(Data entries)
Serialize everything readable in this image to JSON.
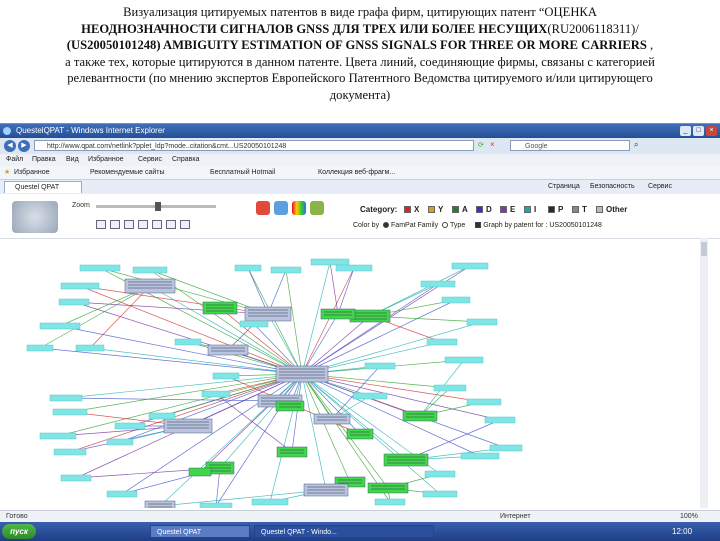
{
  "caption": {
    "line1": "Визуализация цитируемых патентов в виде графа фирм, цитирующих патент “ОЦЕНКА",
    "line2_bold": "НЕОДНОЗНАЧНОСТИ СИГНАЛОВ GNSS ДЛЯ ТРЕХ ИЛИ БОЛЕЕ НЕСУЩИХ",
    "line2_rest": "(RU2006118311)/",
    "line3_bold": "(US20050101248)  AMBIGUITY ESTIMATION OF GNSS SIGNALS FOR THREE OR MORE CARRIERS",
    "line3_rest": " ,",
    "line4": "а также тех, которые цитируются в данном патенте. Цвета линий, соединяющие фирмы, связаны с категорией",
    "line5": "релевантности (по мнению экспертов Европейского Патентного Ведомства цитируемого и/или цитирующего",
    "line6": "документа)"
  },
  "browser": {
    "title": "QuestelQPAT - Windows Internet Explorer",
    "address": "http://www.qpat.com/netlink?pplet_ldp?mode..citation&cmt...US20050101248",
    "search_placeholder": "Google",
    "menu": [
      "Файл",
      "Правка",
      "Вид",
      "Избранное",
      "Сервис",
      "Справка"
    ],
    "favorites_label": "Избранное",
    "favorites": [
      "Рекомендуемые сайты",
      "Бесплатный Hotmail",
      "Коллекция веб-фрагм..."
    ],
    "tab_label": "Questel QPAT",
    "right_menu": [
      "Страница",
      "Безопасность",
      "Сервис"
    ]
  },
  "app": {
    "zoom_label": "Zoom",
    "category_label": "Category:",
    "categories": [
      {
        "code": "X",
        "color": "#e02020"
      },
      {
        "code": "Y",
        "color": "#e09a20"
      },
      {
        "code": "A",
        "color": "#2a7a2a"
      },
      {
        "code": "D",
        "color": "#3333cc"
      },
      {
        "code": "E",
        "color": "#7a3aa8"
      },
      {
        "code": "I",
        "color": "#20a8a8"
      },
      {
        "code": "P",
        "color": "#2a2a2a"
      },
      {
        "code": "T",
        "color": "#888888"
      },
      {
        "code": "Other",
        "color": "#bbbbbb"
      }
    ],
    "colorby_label": "Color by",
    "colorby_option1": "FamPat Family",
    "colorby_option2": "Type",
    "graph_by_patent": "Graph by patent for : US20050101248"
  },
  "status": {
    "left": "Готово",
    "right": "Интернет",
    "zoom": "100%"
  },
  "taskbar": {
    "start": "пуск",
    "tasks": [
      "Questel QPAT",
      "Questel QPAT - Windo..."
    ],
    "time": "12:00"
  }
}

#### [Exercise aim]
Which lines hold the word "code"? Return all of them from the records above.

#### [Response below]
        "code": "X",
        "code": "Y",
        "code": "A",
        "code": "D",
        "code": "E",
        "code": "I",
        "code": "P",
        "code": "T",
        "code": "Other",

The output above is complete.